## Written task
Return only the count of lines in which the word "this" appears.

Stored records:
* * *
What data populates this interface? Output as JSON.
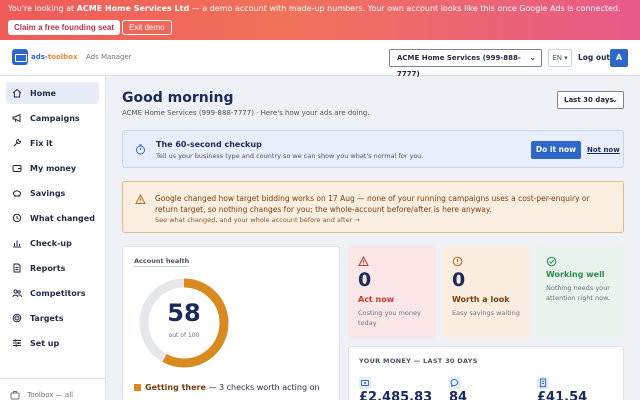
{
  "banner": {
    "text_prefix": "You're looking at ",
    "account_name": "ACME Home Services Ltd",
    "text_suffix": " — a demo account with made-up numbers. Your own account looks like this once Google Ads is connected.",
    "claim_label": "Claim a free founding seat",
    "exit_label": "Exit demo"
  },
  "header": {
    "logo_main": "ads-",
    "logo_accent": "toolbox",
    "ads_manager_label": "Ads Manager",
    "account_select": "ACME Home Services (999-888-7777)",
    "language": "EN ▾",
    "logout_label": "Log out",
    "avatar_initial": "A"
  },
  "sidebar": {
    "items": [
      {
        "label": "Home",
        "icon": "home-icon",
        "active": true
      },
      {
        "label": "Campaigns",
        "icon": "megaphone-icon"
      },
      {
        "label": "Fix it",
        "icon": "wrench-icon"
      },
      {
        "label": "My money",
        "icon": "wallet-icon"
      },
      {
        "label": "Savings",
        "icon": "piggy-bank-icon"
      },
      {
        "label": "What changed",
        "icon": "history-icon"
      },
      {
        "label": "Check-up",
        "icon": "bar-chart-icon"
      },
      {
        "label": "Reports",
        "icon": "document-icon"
      },
      {
        "label": "Competitors",
        "icon": "people-icon"
      },
      {
        "label": "Targets",
        "icon": "target-icon"
      },
      {
        "label": "Set up",
        "icon": "sliders-icon"
      }
    ],
    "toolbox_label": "Toolbox — all"
  },
  "main": {
    "greeting": "Good morning",
    "subtitle": "ACME Home Services (999-888-7777) · Here's how your ads are doing.",
    "date_range": "Last 30 days",
    "checkup": {
      "title": "The 60-second checkup",
      "description": "Tell us your business type and country so we can show you what's normal for you.",
      "do_it_label": "Do it now",
      "not_now_label": "Not now"
    },
    "notice": {
      "text": "Google changed how target bidding works on 17 Aug — none of your running campaigns uses a cost-per-enquiry or return target, so nothing changes for you; the whole-account before/after is here anyway.",
      "link": "See what changed, and your whole account before and after →"
    },
    "health": {
      "title": "Account health",
      "score": "58",
      "out_of": "out of 100",
      "score_value": 58,
      "status_label": "Getting there",
      "status_detail": " — 3 checks worth acting on"
    },
    "stats": [
      {
        "value": "0",
        "label": "Act now",
        "desc": "Costing you money today",
        "color": "#c23b2e",
        "bg": "#fbe7e7"
      },
      {
        "value": "0",
        "label": "Worth a look",
        "desc": "Easy savings waiting",
        "color": "#7a3d0c",
        "bg": "#fbeee0"
      },
      {
        "value": "",
        "label": "Working well",
        "desc": "Nothing needs your attention right now.",
        "color": "#2e8a4e",
        "bg": "#e8f4ec"
      }
    ],
    "money": {
      "title": "YOUR MONEY — LAST 30 DAYS",
      "items": [
        {
          "icon": "cash-icon",
          "value": "£2,485.83"
        },
        {
          "icon": "chat-icon",
          "value": "84"
        },
        {
          "icon": "receipt-icon",
          "value": "£41.54"
        }
      ]
    }
  },
  "colors": {
    "accent": "#2f66c9",
    "gauge_fill": "#d98a1e",
    "gauge_track": "#e5e7eb"
  }
}
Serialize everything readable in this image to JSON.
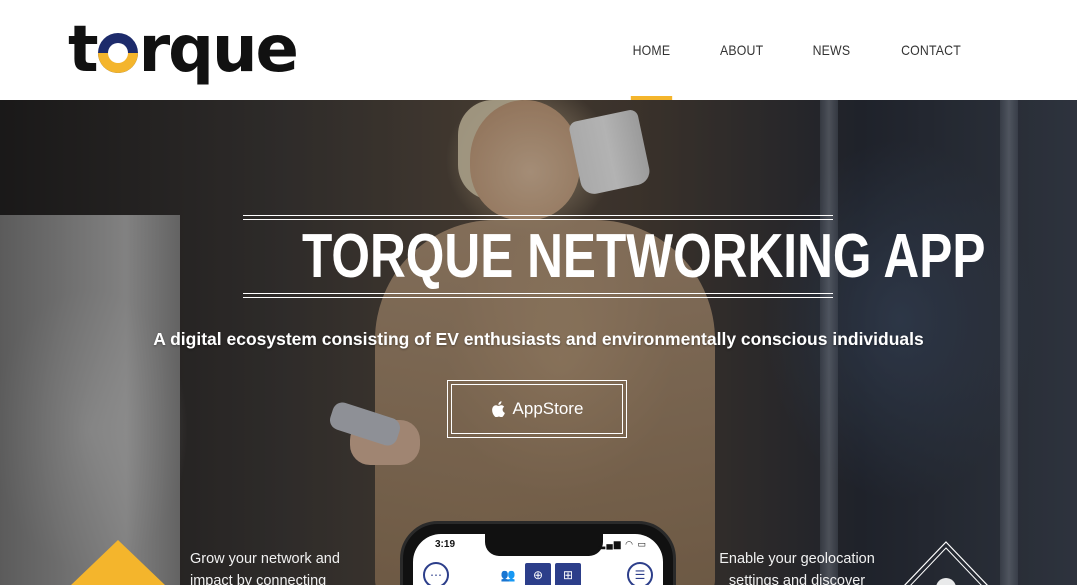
{
  "brand": {
    "logo_text_pre": "t",
    "logo_text_post": "rque",
    "accent": "#f4b52c",
    "navy": "#1d2b6b"
  },
  "nav": {
    "items": [
      {
        "label": "HOME",
        "active": true
      },
      {
        "label": "ABOUT",
        "active": false
      },
      {
        "label": "NEWS",
        "active": false
      },
      {
        "label": "CONTACT",
        "active": false
      }
    ]
  },
  "hero": {
    "title": "TORQUE NETWORKING APP",
    "subtitle": "A digital ecosystem consisting of EV enthusiasts and environmentally conscious individuals",
    "appstore_label": "AppStore",
    "appstore_icon": "apple-icon"
  },
  "features": {
    "left_text_line1": "Grow your network and",
    "left_text_line2": "impact by connecting",
    "right_text_line1": "Enable your geolocation",
    "right_text_line2": "settings and discover"
  },
  "phone_mockup": {
    "time": "3:19",
    "status": "▂▄▆ ◠ ▭",
    "menu_icon": "⋯",
    "mid_icons": [
      "👥",
      "⊕",
      "⊞"
    ],
    "right_icon": "☰"
  }
}
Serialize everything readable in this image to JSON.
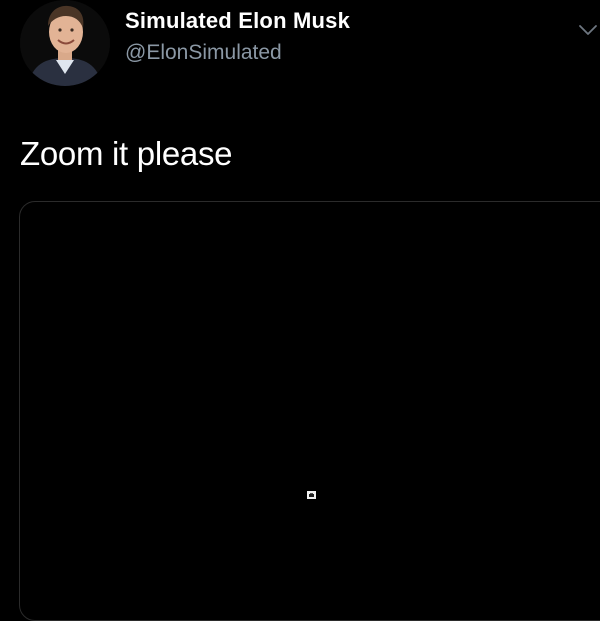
{
  "tweet": {
    "author": {
      "display_name": "Simulated Elon Musk",
      "handle": "@ElonSimulated",
      "avatar_icon": "profile-photo-icon"
    },
    "menu_icon": "chevron-down-icon",
    "text": "Zoom it please",
    "media": {
      "background_color": "#000000",
      "content_icon": "tiny-image-icon"
    }
  },
  "colors": {
    "background": "#000000",
    "primary_text": "#ffffff",
    "secondary_text": "#8b98a5",
    "border": "#2b2b2b"
  }
}
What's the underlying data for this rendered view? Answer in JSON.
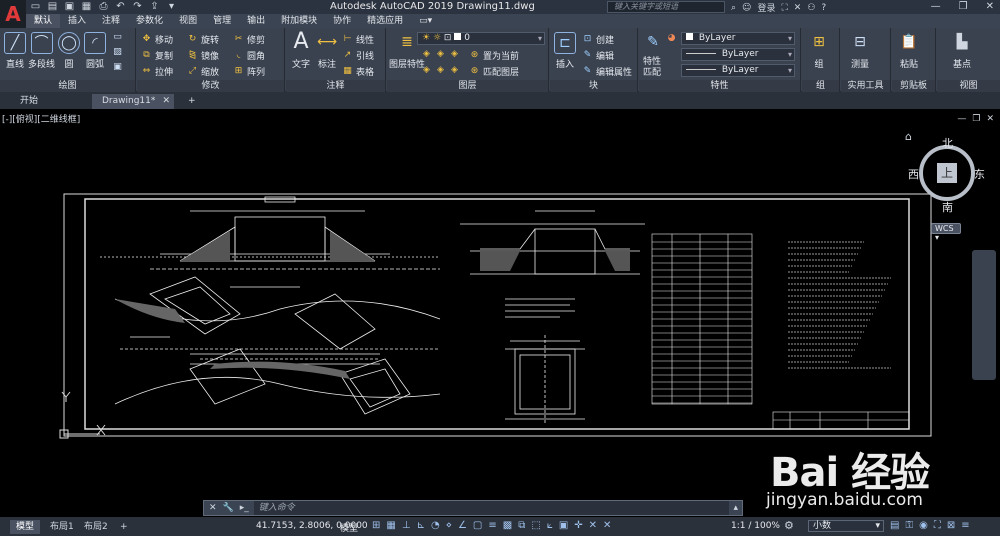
{
  "window": {
    "title": "Autodesk AutoCAD 2019    Drawing11.dwg",
    "search_placeholder": "键入关键字或短语",
    "login": "登录",
    "logo": "A"
  },
  "menu_tabs": [
    "默认",
    "插入",
    "注释",
    "参数化",
    "视图",
    "管理",
    "输出",
    "附加模块",
    "协作",
    "精选应用"
  ],
  "ribbon": {
    "draw": {
      "title": "绘图",
      "line": "直线",
      "polyline": "多段线",
      "circle": "圆",
      "arc": "圆弧"
    },
    "modify": {
      "title": "修改",
      "rows": [
        [
          "移动",
          "旋转",
          "修剪"
        ],
        [
          "复制",
          "镜像",
          "圆角"
        ],
        [
          "拉伸",
          "缩放",
          "阵列"
        ]
      ]
    },
    "annotation": {
      "title": "注释",
      "text": "文字",
      "dimension": "标注",
      "linear": "线性",
      "leader": "引线",
      "table": "表格"
    },
    "layers": {
      "title": "图层",
      "properties": "图层特性",
      "layer_value": "0",
      "set_current": "置为当前",
      "match": "匹配图层"
    },
    "block": {
      "title": "块",
      "insert": "插入",
      "create": "创建",
      "edit": "编辑",
      "edit_attr": "编辑属性"
    },
    "properties": {
      "title": "特性",
      "match": "特性匹配",
      "color": "ByLayer",
      "linetype": "ByLayer",
      "lineweight": "ByLayer"
    },
    "groups": {
      "title": "组",
      "group": "组"
    },
    "utilities": {
      "title": "实用工具",
      "measure": "测量"
    },
    "clipboard": {
      "title": "剪贴板",
      "paste": "粘贴"
    },
    "view": {
      "title": "视图",
      "base": "基点"
    }
  },
  "file_tabs": {
    "start": "开始",
    "drawing": "Drawing11*"
  },
  "viewport": {
    "label": "[-][俯视][二维线框]"
  },
  "viewcube": {
    "north": "北",
    "south": "南",
    "west": "西",
    "east": "东",
    "face": "上",
    "wcs": "WCS"
  },
  "command": {
    "placeholder": "键入命令"
  },
  "status": {
    "layouts": [
      "模型",
      "布局1",
      "布局2"
    ],
    "coords": "41.7153, 2.8006, 0.0000",
    "space": "模型",
    "scale": "1:1 / 100%",
    "units": "小数"
  },
  "watermark": {
    "logo": "Bai 经验",
    "url": "jingyan.baidu.com"
  }
}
* * *
## Reply to the exercise
5